Stated task:
Write out the whole listing word for word.

'''

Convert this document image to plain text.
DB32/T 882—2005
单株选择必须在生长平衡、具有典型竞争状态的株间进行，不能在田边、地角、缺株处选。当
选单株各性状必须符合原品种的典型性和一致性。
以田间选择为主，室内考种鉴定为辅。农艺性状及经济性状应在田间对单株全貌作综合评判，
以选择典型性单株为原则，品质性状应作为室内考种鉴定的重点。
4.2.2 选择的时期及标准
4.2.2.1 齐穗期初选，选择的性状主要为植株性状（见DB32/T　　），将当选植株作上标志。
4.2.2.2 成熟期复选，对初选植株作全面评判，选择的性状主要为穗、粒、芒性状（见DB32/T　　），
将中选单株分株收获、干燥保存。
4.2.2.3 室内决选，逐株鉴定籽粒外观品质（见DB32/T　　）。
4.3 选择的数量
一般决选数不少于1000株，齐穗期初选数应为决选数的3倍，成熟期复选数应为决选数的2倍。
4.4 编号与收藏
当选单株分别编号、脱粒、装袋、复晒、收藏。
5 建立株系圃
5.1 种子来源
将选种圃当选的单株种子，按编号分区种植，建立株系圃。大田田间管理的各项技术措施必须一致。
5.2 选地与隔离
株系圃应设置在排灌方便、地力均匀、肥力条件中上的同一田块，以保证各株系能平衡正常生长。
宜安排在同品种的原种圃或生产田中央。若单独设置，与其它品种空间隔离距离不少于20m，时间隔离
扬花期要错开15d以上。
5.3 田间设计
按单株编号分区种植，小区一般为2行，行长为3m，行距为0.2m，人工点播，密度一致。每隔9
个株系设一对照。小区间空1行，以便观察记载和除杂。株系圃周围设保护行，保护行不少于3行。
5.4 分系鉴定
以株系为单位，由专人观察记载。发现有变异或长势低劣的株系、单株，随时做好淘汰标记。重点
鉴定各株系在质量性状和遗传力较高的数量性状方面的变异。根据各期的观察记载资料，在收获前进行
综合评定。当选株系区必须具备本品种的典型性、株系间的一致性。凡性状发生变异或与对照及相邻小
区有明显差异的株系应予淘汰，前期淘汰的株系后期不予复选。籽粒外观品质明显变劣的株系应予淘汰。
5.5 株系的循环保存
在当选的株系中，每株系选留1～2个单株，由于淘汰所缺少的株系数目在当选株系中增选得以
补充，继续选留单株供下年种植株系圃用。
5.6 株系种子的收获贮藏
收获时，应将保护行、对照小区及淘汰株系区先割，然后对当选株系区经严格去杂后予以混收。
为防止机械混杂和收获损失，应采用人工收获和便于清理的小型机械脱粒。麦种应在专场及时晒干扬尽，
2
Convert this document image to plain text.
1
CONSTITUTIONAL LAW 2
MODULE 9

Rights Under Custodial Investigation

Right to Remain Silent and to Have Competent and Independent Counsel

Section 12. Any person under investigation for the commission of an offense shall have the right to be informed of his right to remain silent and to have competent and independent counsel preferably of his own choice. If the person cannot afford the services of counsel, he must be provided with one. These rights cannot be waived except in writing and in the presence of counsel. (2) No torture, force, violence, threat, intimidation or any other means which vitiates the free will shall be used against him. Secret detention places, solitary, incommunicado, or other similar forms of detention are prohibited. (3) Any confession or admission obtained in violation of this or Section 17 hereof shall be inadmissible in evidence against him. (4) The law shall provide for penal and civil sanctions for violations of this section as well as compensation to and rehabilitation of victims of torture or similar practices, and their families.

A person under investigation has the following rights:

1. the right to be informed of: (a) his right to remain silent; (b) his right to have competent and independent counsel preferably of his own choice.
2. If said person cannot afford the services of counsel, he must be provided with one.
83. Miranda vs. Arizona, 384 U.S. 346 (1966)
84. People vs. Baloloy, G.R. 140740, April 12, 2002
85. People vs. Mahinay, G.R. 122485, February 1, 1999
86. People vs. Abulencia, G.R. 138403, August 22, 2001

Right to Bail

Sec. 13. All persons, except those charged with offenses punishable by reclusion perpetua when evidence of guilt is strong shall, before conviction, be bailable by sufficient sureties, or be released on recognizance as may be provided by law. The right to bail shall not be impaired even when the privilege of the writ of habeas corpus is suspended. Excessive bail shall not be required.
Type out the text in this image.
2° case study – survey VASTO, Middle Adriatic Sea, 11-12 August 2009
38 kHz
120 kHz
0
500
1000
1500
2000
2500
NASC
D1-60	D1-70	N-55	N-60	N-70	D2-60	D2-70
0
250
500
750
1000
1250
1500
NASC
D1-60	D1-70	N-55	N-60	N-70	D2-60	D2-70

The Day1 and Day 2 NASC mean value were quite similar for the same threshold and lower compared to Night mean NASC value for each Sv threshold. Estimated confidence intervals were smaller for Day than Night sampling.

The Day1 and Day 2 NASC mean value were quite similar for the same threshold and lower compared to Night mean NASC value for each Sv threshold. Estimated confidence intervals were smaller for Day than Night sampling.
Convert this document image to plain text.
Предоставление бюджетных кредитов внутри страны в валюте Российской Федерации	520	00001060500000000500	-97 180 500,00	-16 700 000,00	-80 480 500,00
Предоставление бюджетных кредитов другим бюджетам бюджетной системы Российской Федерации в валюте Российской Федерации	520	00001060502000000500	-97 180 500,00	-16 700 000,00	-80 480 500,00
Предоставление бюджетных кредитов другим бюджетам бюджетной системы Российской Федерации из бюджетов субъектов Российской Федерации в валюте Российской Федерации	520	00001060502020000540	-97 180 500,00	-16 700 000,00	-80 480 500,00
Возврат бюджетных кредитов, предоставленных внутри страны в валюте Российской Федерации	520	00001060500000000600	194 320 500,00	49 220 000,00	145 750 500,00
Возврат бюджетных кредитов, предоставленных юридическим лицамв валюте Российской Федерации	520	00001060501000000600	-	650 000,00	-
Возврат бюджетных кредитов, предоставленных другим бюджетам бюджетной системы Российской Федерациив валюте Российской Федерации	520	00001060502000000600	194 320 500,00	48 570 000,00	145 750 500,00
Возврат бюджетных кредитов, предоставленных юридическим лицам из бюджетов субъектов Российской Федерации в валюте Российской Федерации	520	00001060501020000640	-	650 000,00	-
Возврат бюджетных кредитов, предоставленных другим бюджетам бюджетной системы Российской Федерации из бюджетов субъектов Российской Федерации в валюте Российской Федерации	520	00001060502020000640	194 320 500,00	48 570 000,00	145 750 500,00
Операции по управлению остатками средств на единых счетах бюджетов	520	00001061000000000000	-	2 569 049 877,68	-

'''

Output of the exercise:
Convert this document image to plain text.
DB32/T 882—2005
单株选择必须在生长平衡、具有典型竞争状态的株间进行，不能在田边、地角、缺株处选。当
选单株各性状必须符合原品种的典型性和一致性。
以田间选择为主，室内考种鉴定为辅。农艺性状及经济性状应在田间对单株全貌作综合评判，
以选择典型性单株为原则，品质性状应作为室内考种鉴定的重点。
4.2.2 选择的时期及标准
4.2.2.1 齐穗期初选，选择的性状主要为植株性状（见DB32/T　　），将当选植株作上标志。
4.2.2.2 成熟期复选，对初选植株作全面评判，选择的性状主要为穗、粒、芒性状（见DB32/T　　），
将中选单株分株收获、干燥保存。
4.2.2.3 室内决选，逐株鉴定籽粒外观品质（见DB32/T　　）。
4.3 选择的数量
一般决选数不少于1000株，齐穗期初选数应为决选数的3倍，成熟期复选数应为决选数的2倍。
4.4 编号与收藏
当选单株分别编号、脱粒、装袋、复晒、收藏。
5 建立株系圃
5.1 种子来源
将选种圃当选的单株种子，按编号分区种植，建立株系圃。大田田间管理的各项技术措施必须一致。
5.2 选地与隔离
株系圃应设置在排灌方便、地力均匀、肥力条件中上的同一田块，以保证各株系能平衡正常生长。
宜安排在同品种的原种圃或生产田中央。若单独设置，与其它品种空间隔离距离不少于20m，时间隔离
扬花期要错开15d以上。
5.3 田间设计
按单株编号分区种植，小区一般为2行，行长为3m，行距为0.2m，人工点播，密度一致。每隔9
个株系设一对照。小区间空1行，以便观察记载和除杂。株系圃周围设保护行，保护行不少于3行。
5.4 分系鉴定
以株系为单位，由专人观察记载。发现有变异或长势低劣的株系、单株，随时做好淘汰标记。重点
鉴定各株系在质量性状和遗传力较高的数量性状方面的变异。根据各期的观察记载资料，在收获前进行
综合评定。当选株系区必须具备本品种的典型性、株系间的一致性。凡性状发生变异或与对照及相邻小
区有明显差异的株系应予淘汰，前期淘汰的株系后期不予复选。籽粒外观品质明显变劣的株系应予淘汰。
5.5 株系的循环保存
在当选的株系中，每株系选留1～2个单株，由于淘汰所缺少的株系数目在当选株系中增选得以
补充，继续选留单株供下年种植株系圃用。
5.6 株系种子的收获贮藏
收获时，应将保护行、对照小区及淘汰株系区先割，然后对当选株系区经严格去杂后予以混收。
为防止机械混杂和收获损失，应采用人工收获和便于清理的小型机械脱粒。麦种应在专场及时晒干扬尽，
2
Convert this document image to plain text.
1
CONSTITUTIONAL LAW 2
MODULE 9

Rights Under Custodial Investigation

Right to Remain Silent and to Have Competent and Independent Counsel

Section 12. Any person under investigation for the commission of an offense shall have the right to be informed of his right to remain silent and to have competent and independent counsel preferably of his own choice. If the person cannot afford the services of counsel, he must be provided with one. These rights cannot be waived except in writing and in the presence of counsel. (2) No torture, force, violence, threat, intimidation or any other means which vitiates the free will shall be used against him. Secret detention places, solitary, incommunicado, or other similar forms of detention are prohibited. (3) Any confession or admission obtained in violation of this or Section 17 hereof shall be inadmissible in evidence against him. (4) The law shall provide for penal and civil sanctions for violations of this section as well as compensation to and rehabilitation of victims of torture or similar practices, and their families.

A person under investigation has the following rights:

1. the right to be informed of: (a) his right to remain silent; (b) his right to have competent and independent counsel preferably of his own choice.
2. If said person cannot afford the services of counsel, he must be provided with one.
83. Miranda vs. Arizona, 384 U.S. 346 (1966)
84. People vs. Baloloy, G.R. 140740, April 12, 2002
85. People vs. Mahinay, G.R. 122485, February 1, 1999
86. People vs. Abulencia, G.R. 138403, August 22, 2001

Right to Bail

Sec. 13. All persons, except those charged with offenses punishable by reclusion perpetua when evidence of guilt is strong shall, before conviction, be bailable by sufficient sureties, or be released on recognizance as may be provided by law. The right to bail shall not be impaired even when the privilege of the writ of habeas corpus is suspended. Excessive bail shall not be required.
Type out the text in this image.
2° case study – survey VASTO, Middle Adriatic Sea, 11-12 August 2009
38 kHz
120 kHz
0
500
1000
1500
2000
2500
NASC
D1-60	D1-70	N-55	N-60	N-70	D2-60	D2-70
0
250
500
750
1000
1250
1500
NASC
D1-60	D1-70	N-55	N-60	N-70	D2-60	D2-70

The Day1 and Day 2 NASC mean value were quite similar for the same threshold and lower compared to Night mean NASC value for each Sv threshold. Estimated confidence intervals were smaller for Day than Night sampling.

The Day1 and Day 2 NASC mean value were quite similar for the same threshold and lower compared to Night mean NASC value for each Sv threshold. Estimated confidence intervals were smaller for Day than Night sampling.
Convert this document image to plain text.
Предоставление бюджетных кредитов внутри страны в валюте Российской Федерации	520	00001060500000000500	-97 180 500,00	-16 700 000,00	-80 480 500,00
Предоставление бюджетных кредитов другим бюджетам бюджетной системы Российской Федерации в валюте Российской Федерации	520	00001060502000000500	-97 180 500,00	-16 700 000,00	-80 480 500,00
Предоставление бюджетных кредитов другим бюджетам бюджетной системы Российской Федерации из бюджетов субъектов Российской Федерации в валюте Российской Федерации	520	00001060502020000540	-97 180 500,00	-16 700 000,00	-80 480 500,00
Возврат бюджетных кредитов, предоставленных внутри страны в валюте Российской Федерации	520	00001060500000000600	194 320 500,00	49 220 000,00	145 750 500,00
Возврат бюджетных кредитов, предоставленных юридическим лицамв валюте Российской Федерации	520	00001060501000000600	-	650 000,00	-
Возврат бюджетных кредитов, предоставленных другим бюджетам бюджетной системы Российской Федерациив валюте Российской Федерации	520	00001060502000000600	194 320 500,00	48 570 000,00	145 750 500,00
Возврат бюджетных кредитов, предоставленных юридическим лицам из бюджетов субъектов Российской Федерации в валюте Российской Федерации	520	00001060501020000640	-	650 000,00	-
Возврат бюджетных кредитов, предоставленных другим бюджетам бюджетной системы Российской Федерации из бюджетов субъектов Российской Федерации в валюте Российской Федерации	520	00001060502020000640	194 320 500,00	48 570 000,00	145 750 500,00
Операции по управлению остатками средств на единых счетах бюджетов	520	00001061000000000000	-	2 569 049 877,68	-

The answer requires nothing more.